Start of Recorded information

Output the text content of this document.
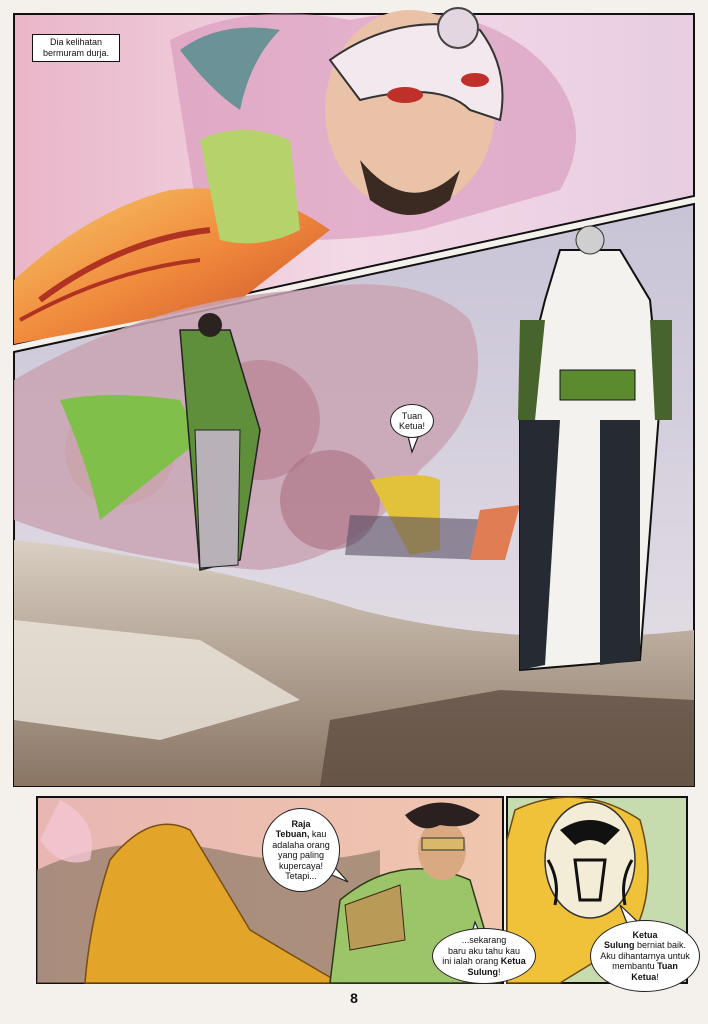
Dia kelihatan
bermuram durja.
Tuan
Ketua!
Raja
Tebuan, kau
adalaha orang
yang paling
kupercaya!
Tetapi...
...sekarang
baru aku tahu kau
ini ialah orang Ketua
Sulung!
Ketua
Sulung berniat baik.
Aku dihantarnya untuk
membantu Tuan
Ketua!
8
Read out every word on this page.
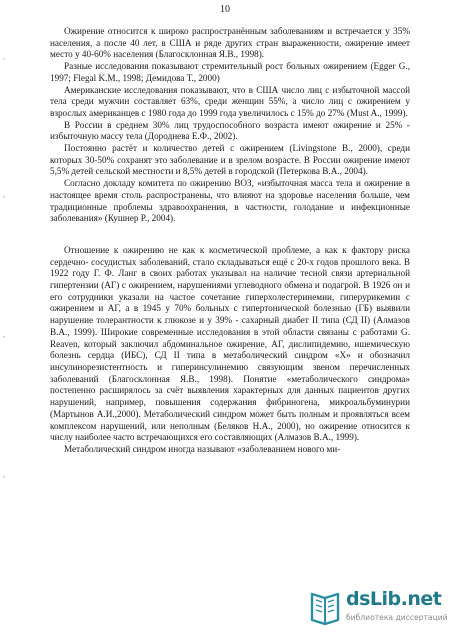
10
,
,
,
,

Ожирение относится к широко распространённым заболеваниям и встречается у 35% населения, а после 40 лет, в США и ряде других стран выраженности, ожирение имеет место у 40-60% населения (Благосклонная Я.В., 1998).

Разные исследования показывают стремительный рост больных ожирением (Egger G., 1997; Flegal K.M., 1998; Демидова Т., 2000)

Американские исследования показывают, что в США число лиц с избыточной массой тела среди мужчин составляет 63%, среди женщин 55%, а число лиц с ожирением у взрослых американцев с 1980 года до 1999 года увеличилось с 15% до 27% (Must A., 1999).

В России в среднем 30% лиц трудоспособного возраста имеют ожирение и 25% - избыточную массу тела (Дороднева Е.Ф., 2002).

Постоянно растёт и количество детей с ожирением (Livingstone B., 2000), среди которых 30-50% сохранят это заболевание и в зрелом возрасте. В России ожирение имеют 5,5% детей сельской местности и 8,5% детей в городской (Петеркова В.А., 2004).

Согласно докладу комитета по ожирению ВОЗ, «избыточная масса тела и ожирение в настоящее время столь распространены, что влияют на здоровье населения больше, чем традиционные проблемы здравоохранения, в частности, голодание и инфекционные заболевания» (Кушнер Р., 2004).

Отношение к ожирению не как к косметической проблеме, а как к фактору риска сердечно- сосудистых заболеваний, стало складываться ещё с 20-х годов прошлого века. В 1922 году Г. Ф. Ланг в своих работах указывал на наличие тесной связи артериальной гипертензии (АГ) с ожирением, нарушениями углеводного обмена и подагрой. В 1926 он и его сотрудники указали на частое сочетание гиперхолестеринемии, гиперурикемии с ожирением и АГ, а в 1945 у 70% больных с гипертонической болезнью (ГБ) выявили нарушение толерантности к глюкозе и у 39% - сахарный диабет II типа (СД II) (Алмазов В.А., 1999). Широкие современные исследования в этой области связаны с работами G. Reaven, который заключил абдоминальное ожирение, АГ, дислипидемию, ишемическую болезнь сердца (ИБС), СД II типа в метаболический синдром «Х» и обозначил инсулинорезистентность и гиперинсулинемию связующим звеном перечисленных заболеваний (Благосклонная Я.В., 1998). Понятие «метаболического синдрома» постепенно расширялось за счёт выявления характерных для данных пациентов других нарушений, например, повышения содержания фибриногена, микроальбуминурии (Мартынов А.И.,2000). Метаболический синдром может быть полным и проявляться всем комплексом нарушений, или неполным (Беляков Н.А., 2000), но ожирение относится к числу наиболее часто встречающихся его составляющих (Алмазов В.А., 1999).

Метаболический синдром иногда называют «заболеванием нового ми-

dsLib.net
библиотека диссертаций
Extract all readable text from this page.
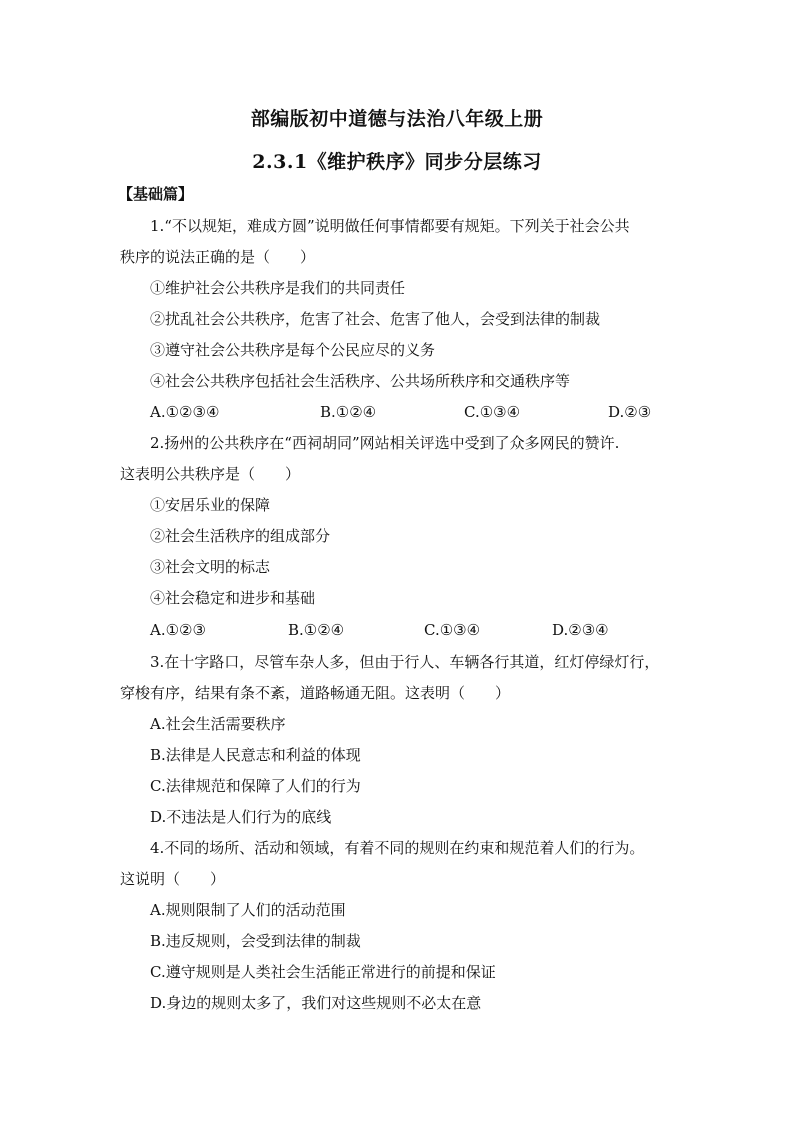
部编版初中道德与法治八年级上册
2.3.1《维护秩序》同步分层练习
【基础篇】
1.“不以规矩，难成方圆”说明做任何事情都要有规矩。下列关于社会公共
秩序的说法正确的是（　　）
①维护社会公共秩序是我们的共同责任
②扰乱社会公共秩序，危害了社会、危害了他人，会受到法律的制裁
③遵守社会公共秩序是每个公民应尽的义务
④社会公共秩序包括社会生活秩序、公共场所秩序和交通秩序等
A.①②③④	B.①②④	C.①③④	D.②③
2.扬州的公共秩序在“西祠胡同”网站相关评选中受到了众多网民的赞许.
这表明公共秩序是（　　）
①安居乐业的保障
②社会生活秩序的组成部分
③社会文明的标志
④社会稳定和进步和基础
A.①②③	B.①②④	C.①③④	D.②③④
3.在十字路口，尽管车杂人多，但由于行人、车辆各行其道，红灯停绿灯行，
穿梭有序，结果有条不紊，道路畅通无阻。这表明（　　）
A.社会生活需要秩序
B.法律是人民意志和利益的体现
C.法律规范和保障了人们的行为
D.不违法是人们行为的底线
4.不同的场所、活动和领域，有着不同的规则在约束和规范着人们的行为。
这说明（　　）
A.规则限制了人们的活动范围
B.违反规则，会受到法律的制裁
C.遵守规则是人类社会生活能正常进行的前提和保证
D.身边的规则太多了，我们对这些规则不必太在意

End of Recorded information

Exercise requirements -
Reply with one number only: how many lines of the listing hold "России"?

Written response -
2